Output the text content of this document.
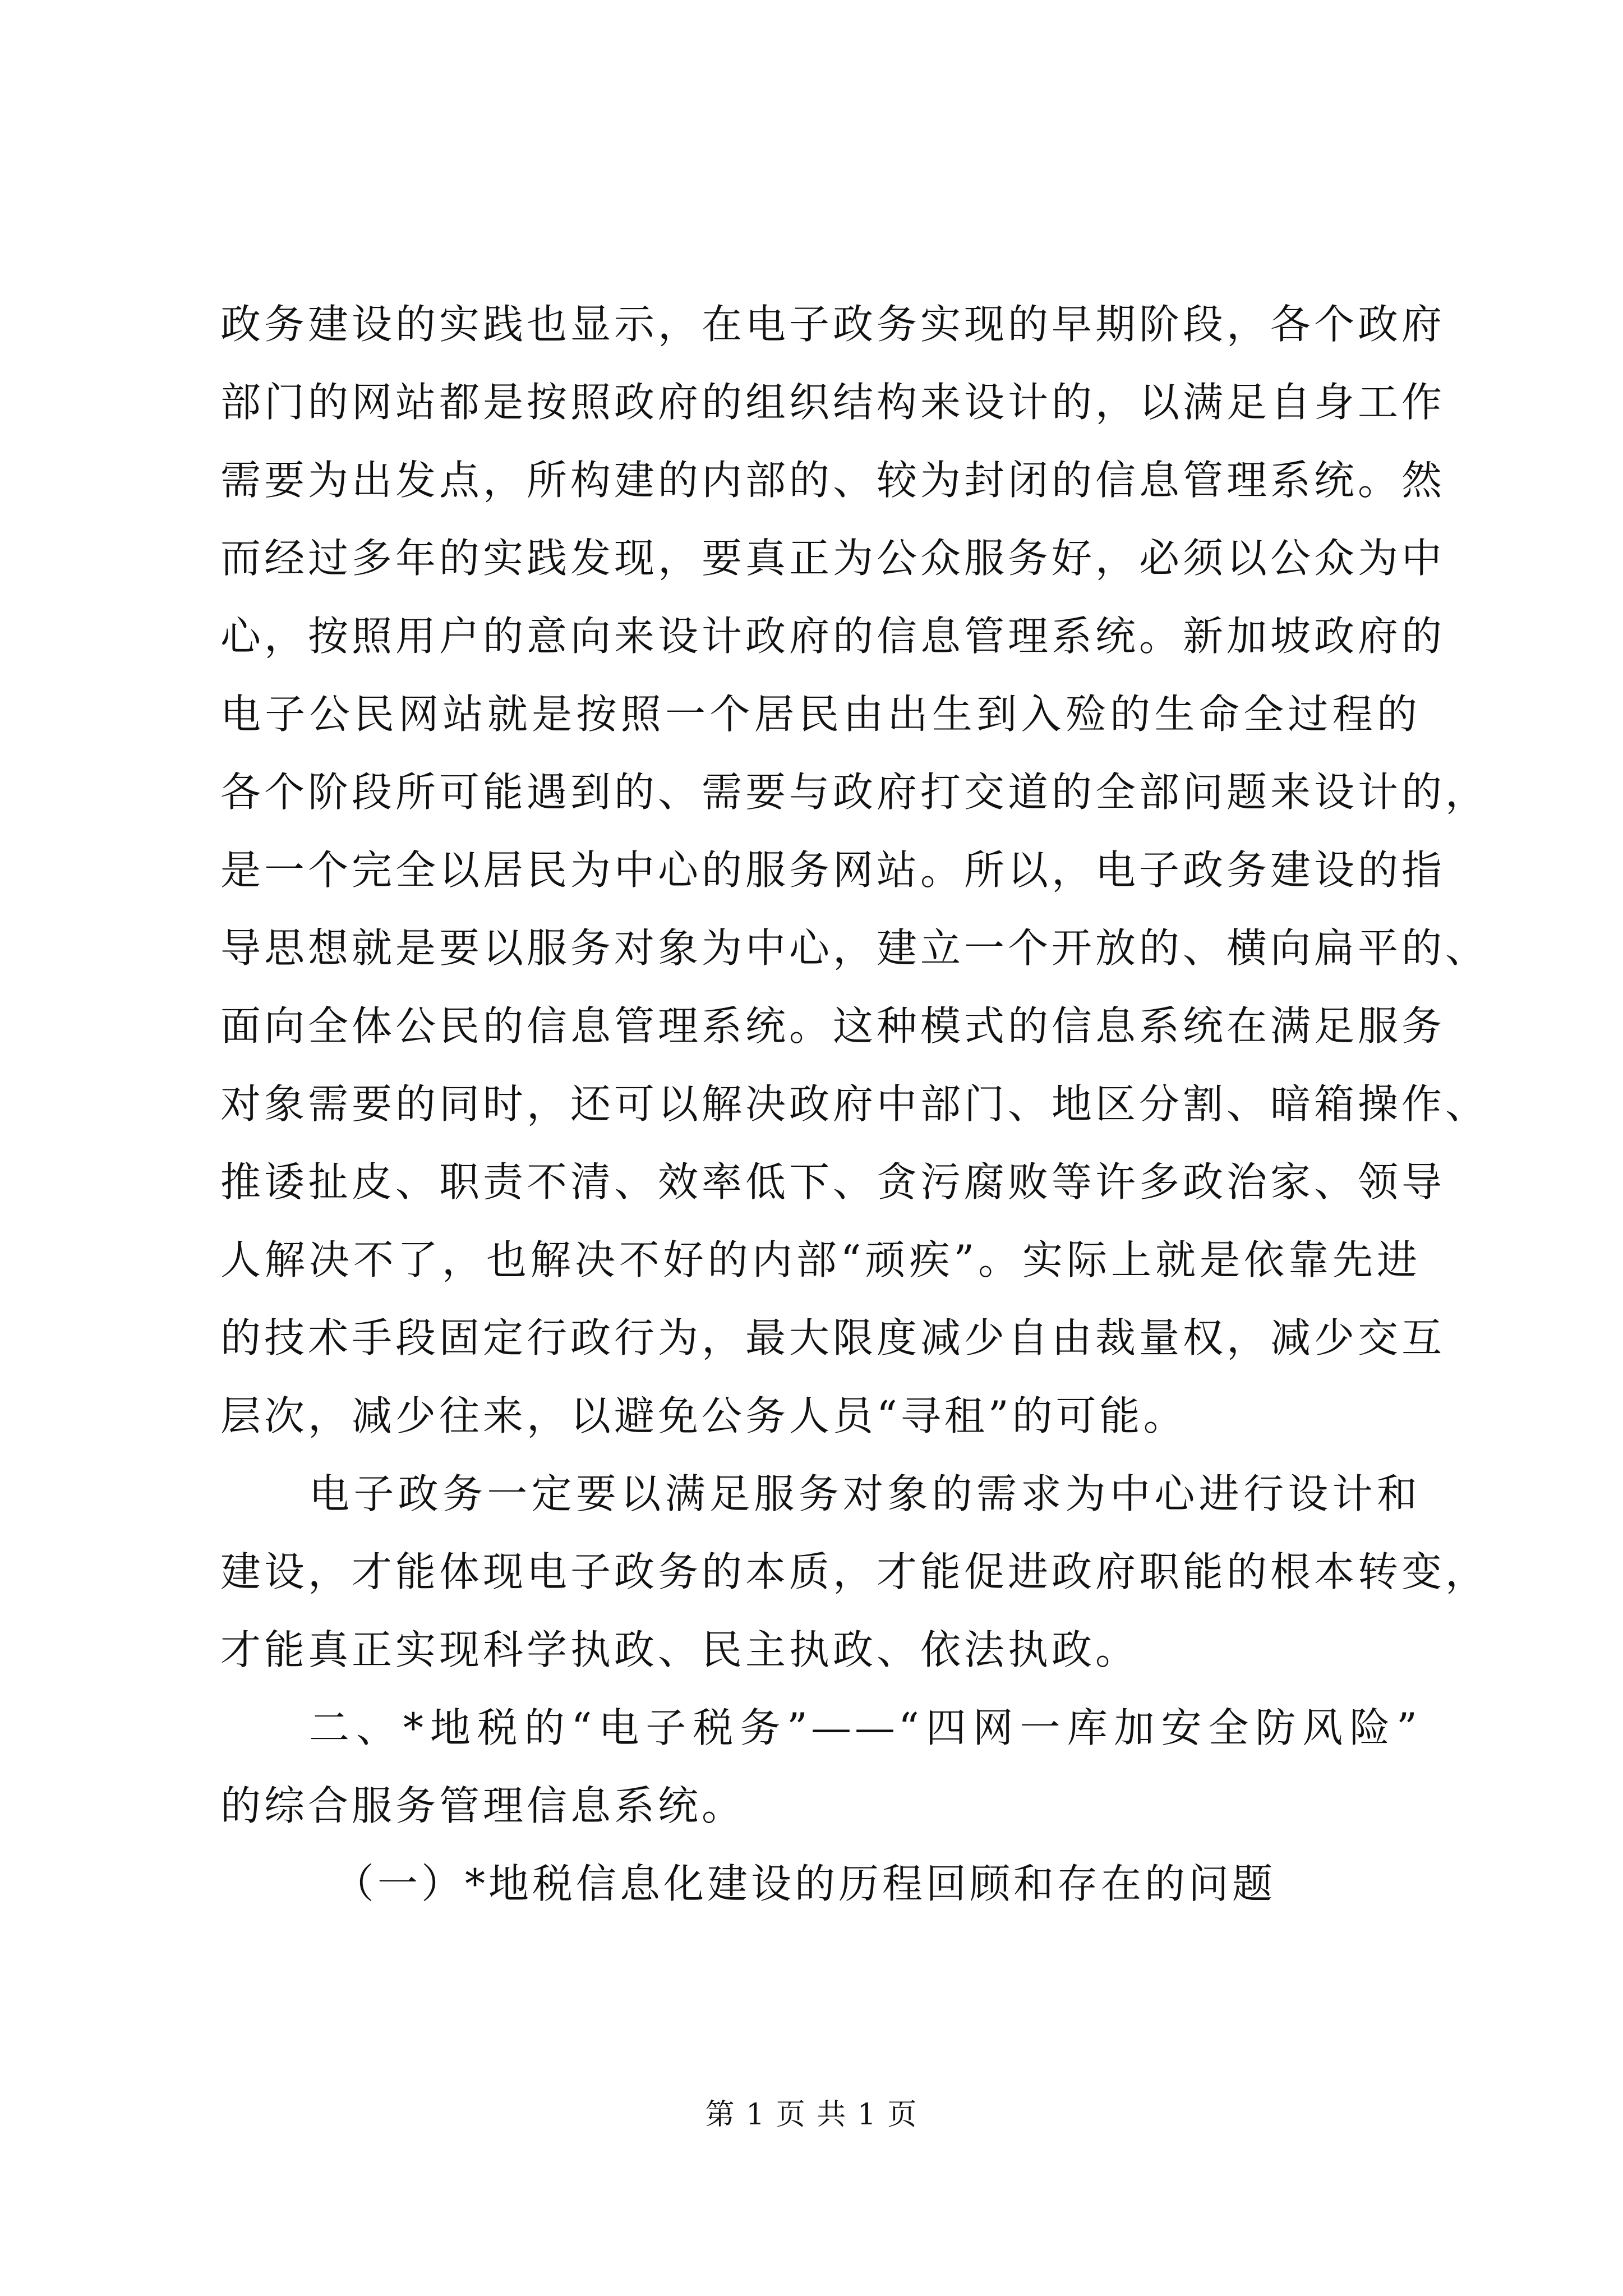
政务建设的实践也显示，在电子政务实现的早期阶段，各个政府
部门的网站都是按照政府的组织结构来设计的，以满足自身工作
需要为出发点，所构建的内部的、较为封闭的信息管理系统。然
而经过多年的实践发现，要真正为公众服务好，必须以公众为中
心，按照用户的意向来设计政府的信息管理系统。新加坡政府的
电子公民网站就是按照一个居民由出生到入殓的生命全过程的
各个阶段所可能遇到的、需要与政府打交道的全部问题来设计的，
是一个完全以居民为中心的服务网站。所以，电子政务建设的指
导思想就是要以服务对象为中心，建立一个开放的、横向扁平的、
面向全体公民的信息管理系统。这种模式的信息系统在满足服务
对象需要的同时，还可以解决政府中部门、地区分割、暗箱操作、
推诿扯皮、职责不清、效率低下、贪污腐败等许多政治家、领导
人解决不了，也解决不好的内部“顽疾”。实际上就是依靠先进
的技术手段固定行政行为，最大限度减少自由裁量权，减少交互
层次，减少往来，以避免公务人员“寻租”的可能。
电子政务一定要以满足服务对象的需求为中心进行设计和
建设，才能体现电子政务的本质，才能促进政府职能的根本转变，
才能真正实现科学执政、民主执政、依法执政。
二、*地税的“电子税务”——“四网一库加安全防风险”
的综合服务管理信息系统。
（一）*地税信息化建设的历程回顾和存在的问题
第 1 页 共 1 页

# WHAT YOU SHOULD DO
Set down all the entries exactly as they appear, but skip any pictures.

# RIGHT ANSWER
Output the text content of this document.
政务建设的实践也显示，在电子政务实现的早期阶段，各个政府
部门的网站都是按照政府的组织结构来设计的，以满足自身工作
需要为出发点，所构建的内部的、较为封闭的信息管理系统。然
而经过多年的实践发现，要真正为公众服务好，必须以公众为中
心，按照用户的意向来设计政府的信息管理系统。新加坡政府的
电子公民网站就是按照一个居民由出生到入殓的生命全过程的
各个阶段所可能遇到的、需要与政府打交道的全部问题来设计的，
是一个完全以居民为中心的服务网站。所以，电子政务建设的指
导思想就是要以服务对象为中心，建立一个开放的、横向扁平的、
面向全体公民的信息管理系统。这种模式的信息系统在满足服务
对象需要的同时，还可以解决政府中部门、地区分割、暗箱操作、
推诿扯皮、职责不清、效率低下、贪污腐败等许多政治家、领导
人解决不了，也解决不好的内部“顽疾”。实际上就是依靠先进
的技术手段固定行政行为，最大限度减少自由裁量权，减少交互
层次，减少往来，以避免公务人员“寻租”的可能。
电子政务一定要以满足服务对象的需求为中心进行设计和
建设，才能体现电子政务的本质，才能促进政府职能的根本转变，
才能真正实现科学执政、民主执政、依法执政。
二、*地税的“电子税务”——“四网一库加安全防风险”
的综合服务管理信息系统。
（一）*地税信息化建设的历程回顾和存在的问题
第 1 页 共 1 页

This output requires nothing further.